To do. The entries below are to be written out again without alteration.

Stored rows.
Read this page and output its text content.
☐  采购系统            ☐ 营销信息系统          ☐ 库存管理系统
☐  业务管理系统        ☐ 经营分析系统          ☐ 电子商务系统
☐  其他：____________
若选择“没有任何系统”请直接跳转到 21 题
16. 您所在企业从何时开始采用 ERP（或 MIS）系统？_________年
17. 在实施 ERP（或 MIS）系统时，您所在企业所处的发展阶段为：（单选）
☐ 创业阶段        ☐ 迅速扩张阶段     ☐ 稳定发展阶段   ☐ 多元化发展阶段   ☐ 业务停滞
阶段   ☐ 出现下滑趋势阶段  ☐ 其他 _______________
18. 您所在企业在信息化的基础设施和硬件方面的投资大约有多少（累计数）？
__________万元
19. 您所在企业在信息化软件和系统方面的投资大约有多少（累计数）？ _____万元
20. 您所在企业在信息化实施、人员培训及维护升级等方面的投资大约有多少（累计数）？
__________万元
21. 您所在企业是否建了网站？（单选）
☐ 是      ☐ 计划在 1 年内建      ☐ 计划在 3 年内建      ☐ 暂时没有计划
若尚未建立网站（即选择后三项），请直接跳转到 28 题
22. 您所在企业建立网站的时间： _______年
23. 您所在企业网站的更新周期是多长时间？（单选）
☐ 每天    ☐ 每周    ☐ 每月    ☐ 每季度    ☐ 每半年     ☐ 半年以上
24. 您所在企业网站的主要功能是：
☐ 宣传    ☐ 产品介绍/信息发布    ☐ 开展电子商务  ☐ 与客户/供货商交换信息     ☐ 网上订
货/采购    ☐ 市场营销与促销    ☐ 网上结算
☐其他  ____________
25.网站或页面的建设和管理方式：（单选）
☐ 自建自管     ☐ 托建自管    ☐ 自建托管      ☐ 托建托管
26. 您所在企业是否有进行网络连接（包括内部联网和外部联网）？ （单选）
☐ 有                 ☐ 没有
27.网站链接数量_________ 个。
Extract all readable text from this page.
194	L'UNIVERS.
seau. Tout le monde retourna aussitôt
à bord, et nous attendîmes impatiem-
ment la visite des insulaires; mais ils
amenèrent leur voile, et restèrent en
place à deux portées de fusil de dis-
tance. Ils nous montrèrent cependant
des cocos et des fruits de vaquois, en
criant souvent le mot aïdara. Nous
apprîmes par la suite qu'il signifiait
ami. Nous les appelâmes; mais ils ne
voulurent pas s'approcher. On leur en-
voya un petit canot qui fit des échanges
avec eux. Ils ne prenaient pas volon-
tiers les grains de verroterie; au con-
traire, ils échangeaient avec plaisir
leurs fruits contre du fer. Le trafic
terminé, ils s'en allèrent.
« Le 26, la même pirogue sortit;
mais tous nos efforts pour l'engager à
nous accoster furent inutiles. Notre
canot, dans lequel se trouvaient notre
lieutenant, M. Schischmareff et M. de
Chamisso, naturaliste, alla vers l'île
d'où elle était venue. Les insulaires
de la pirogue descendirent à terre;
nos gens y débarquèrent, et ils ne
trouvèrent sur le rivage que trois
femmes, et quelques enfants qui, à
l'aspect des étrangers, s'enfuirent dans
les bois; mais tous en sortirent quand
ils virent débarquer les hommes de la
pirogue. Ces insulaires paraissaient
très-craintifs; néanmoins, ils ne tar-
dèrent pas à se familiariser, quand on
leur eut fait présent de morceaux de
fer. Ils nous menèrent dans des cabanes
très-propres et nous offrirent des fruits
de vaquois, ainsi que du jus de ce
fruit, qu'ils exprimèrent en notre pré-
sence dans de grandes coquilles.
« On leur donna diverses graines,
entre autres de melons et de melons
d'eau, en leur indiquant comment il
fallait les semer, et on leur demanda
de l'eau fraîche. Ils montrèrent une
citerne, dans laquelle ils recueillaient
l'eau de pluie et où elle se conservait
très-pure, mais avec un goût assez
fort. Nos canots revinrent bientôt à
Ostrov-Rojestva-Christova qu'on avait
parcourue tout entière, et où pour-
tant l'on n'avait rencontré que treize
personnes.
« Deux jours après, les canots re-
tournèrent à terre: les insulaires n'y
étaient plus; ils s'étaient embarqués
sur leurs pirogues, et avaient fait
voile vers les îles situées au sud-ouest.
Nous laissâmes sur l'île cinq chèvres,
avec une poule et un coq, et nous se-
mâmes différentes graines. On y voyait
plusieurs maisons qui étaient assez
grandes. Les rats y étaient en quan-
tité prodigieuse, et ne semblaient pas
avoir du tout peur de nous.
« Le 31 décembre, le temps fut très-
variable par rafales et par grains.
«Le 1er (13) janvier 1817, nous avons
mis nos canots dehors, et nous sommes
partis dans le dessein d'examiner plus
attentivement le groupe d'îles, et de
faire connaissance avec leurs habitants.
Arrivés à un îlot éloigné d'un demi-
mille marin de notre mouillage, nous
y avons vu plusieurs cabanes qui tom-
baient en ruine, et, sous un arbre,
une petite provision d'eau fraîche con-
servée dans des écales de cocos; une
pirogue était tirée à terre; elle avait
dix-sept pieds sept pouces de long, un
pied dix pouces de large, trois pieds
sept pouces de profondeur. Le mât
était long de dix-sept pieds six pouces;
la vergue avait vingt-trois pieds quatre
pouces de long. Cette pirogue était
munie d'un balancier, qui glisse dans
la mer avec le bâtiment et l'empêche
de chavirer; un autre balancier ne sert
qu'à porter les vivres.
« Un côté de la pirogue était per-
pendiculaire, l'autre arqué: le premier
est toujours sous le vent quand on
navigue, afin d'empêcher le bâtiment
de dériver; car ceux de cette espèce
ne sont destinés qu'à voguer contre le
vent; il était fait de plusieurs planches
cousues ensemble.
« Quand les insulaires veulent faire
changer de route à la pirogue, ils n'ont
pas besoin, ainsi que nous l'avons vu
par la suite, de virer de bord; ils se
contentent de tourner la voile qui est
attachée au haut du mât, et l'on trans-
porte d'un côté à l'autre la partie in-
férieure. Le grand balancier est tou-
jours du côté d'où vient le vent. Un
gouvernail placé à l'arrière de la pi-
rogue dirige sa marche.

Solution for this exercise.
Read this page and output its text content.
☐  采购系统            ☐ 营销信息系统          ☐ 库存管理系统
☐  业务管理系统        ☐ 经营分析系统          ☐ 电子商务系统
☐  其他：____________
若选择“没有任何系统”请直接跳转到 21 题
16. 您所在企业从何时开始采用 ERP（或 MIS）系统？_________年
17. 在实施 ERP（或 MIS）系统时，您所在企业所处的发展阶段为：（单选）
☐ 创业阶段        ☐ 迅速扩张阶段     ☐ 稳定发展阶段   ☐ 多元化发展阶段   ☐ 业务停滞
阶段   ☐ 出现下滑趋势阶段  ☐ 其他 _______________
18. 您所在企业在信息化的基础设施和硬件方面的投资大约有多少（累计数）？
__________万元
19. 您所在企业在信息化软件和系统方面的投资大约有多少（累计数）？ _____万元
20. 您所在企业在信息化实施、人员培训及维护升级等方面的投资大约有多少（累计数）？
__________万元
21. 您所在企业是否建了网站？（单选）
☐ 是      ☐ 计划在 1 年内建      ☐ 计划在 3 年内建      ☐ 暂时没有计划
若尚未建立网站（即选择后三项），请直接跳转到 28 题
22. 您所在企业建立网站的时间： _______年
23. 您所在企业网站的更新周期是多长时间？（单选）
☐ 每天    ☐ 每周    ☐ 每月    ☐ 每季度    ☐ 每半年     ☐ 半年以上
24. 您所在企业网站的主要功能是：
☐ 宣传    ☐ 产品介绍/信息发布    ☐ 开展电子商务  ☐ 与客户/供货商交换信息     ☐ 网上订
货/采购    ☐ 市场营销与促销    ☐ 网上结算
☐其他  ____________
25.网站或页面的建设和管理方式：（单选）
☐ 自建自管     ☐ 托建自管    ☐ 自建托管      ☐ 托建托管
26. 您所在企业是否有进行网络连接（包括内部联网和外部联网）？ （单选）
☐ 有                 ☐ 没有
27.网站链接数量_________ 个。
Extract all readable text from this page.
194	L'UNIVERS.
seau. Tout le monde retourna aussitôt
à bord, et nous attendîmes impatiem-
ment la visite des insulaires; mais ils
amenèrent leur voile, et restèrent en
place à deux portées de fusil de dis-
tance. Ils nous montrèrent cependant
des cocos et des fruits de vaquois, en
criant souvent le mot aïdara. Nous
apprîmes par la suite qu'il signifiait
ami. Nous les appelâmes; mais ils ne
voulurent pas s'approcher. On leur en-
voya un petit canot qui fit des échanges
avec eux. Ils ne prenaient pas volon-
tiers les grains de verroterie; au con-
traire, ils échangeaient avec plaisir
leurs fruits contre du fer. Le trafic
terminé, ils s'en allèrent.
« Le 26, la même pirogue sortit;
mais tous nos efforts pour l'engager à
nous accoster furent inutiles. Notre
canot, dans lequel se trouvaient notre
lieutenant, M. Schischmareff et M. de
Chamisso, naturaliste, alla vers l'île
d'où elle était venue. Les insulaires
de la pirogue descendirent à terre;
nos gens y débarquèrent, et ils ne
trouvèrent sur le rivage que trois
femmes, et quelques enfants qui, à
l'aspect des étrangers, s'enfuirent dans
les bois; mais tous en sortirent quand
ils virent débarquer les hommes de la
pirogue. Ces insulaires paraissaient
très-craintifs; néanmoins, ils ne tar-
dèrent pas à se familiariser, quand on
leur eut fait présent de morceaux de
fer. Ils nous menèrent dans des cabanes
très-propres et nous offrirent des fruits
de vaquois, ainsi que du jus de ce
fruit, qu'ils exprimèrent en notre pré-
sence dans de grandes coquilles.
« On leur donna diverses graines,
entre autres de melons et de melons
d'eau, en leur indiquant comment il
fallait les semer, et on leur demanda
de l'eau fraîche. Ils montrèrent une
citerne, dans laquelle ils recueillaient
l'eau de pluie et où elle se conservait
très-pure, mais avec un goût assez
fort. Nos canots revinrent bientôt à
Ostrov-Rojestva-Christova qu'on avait
parcourue tout entière, et où pour-
tant l'on n'avait rencontré que treize
personnes.
« Deux jours après, les canots re-
tournèrent à terre: les insulaires n'y
étaient plus; ils s'étaient embarqués
sur leurs pirogues, et avaient fait
voile vers les îles situées au sud-ouest.
Nous laissâmes sur l'île cinq chèvres,
avec une poule et un coq, et nous se-
mâmes différentes graines. On y voyait
plusieurs maisons qui étaient assez
grandes. Les rats y étaient en quan-
tité prodigieuse, et ne semblaient pas
avoir du tout peur de nous.
« Le 31 décembre, le temps fut très-
variable par rafales et par grains.
«Le 1er (13) janvier 1817, nous avons
mis nos canots dehors, et nous sommes
partis dans le dessein d'examiner plus
attentivement le groupe d'îles, et de
faire connaissance avec leurs habitants.
Arrivés à un îlot éloigné d'un demi-
mille marin de notre mouillage, nous
y avons vu plusieurs cabanes qui tom-
baient en ruine, et, sous un arbre,
une petite provision d'eau fraîche con-
servée dans des écales de cocos; une
pirogue était tirée à terre; elle avait
dix-sept pieds sept pouces de long, un
pied dix pouces de large, trois pieds
sept pouces de profondeur. Le mât
était long de dix-sept pieds six pouces;
la vergue avait vingt-trois pieds quatre
pouces de long. Cette pirogue était
munie d'un balancier, qui glisse dans
la mer avec le bâtiment et l'empêche
de chavirer; un autre balancier ne sert
qu'à porter les vivres.
« Un côté de la pirogue était per-
pendiculaire, l'autre arqué: le premier
est toujours sous le vent quand on
navigue, afin d'empêcher le bâtiment
de dériver; car ceux de cette espèce
ne sont destinés qu'à voguer contre le
vent; il était fait de plusieurs planches
cousues ensemble.
« Quand les insulaires veulent faire
changer de route à la pirogue, ils n'ont
pas besoin, ainsi que nous l'avons vu
par la suite, de virer de bord; ils se
contentent de tourner la voile qui est
attachée au haut du mât, et l'on trans-
porte d'un côté à l'autre la partie in-
férieure. Le grand balancier est tou-
jours du côté d'où vient le vent. Un
gouvernail placé à l'arrière de la pi-
rogue dirige sa marche.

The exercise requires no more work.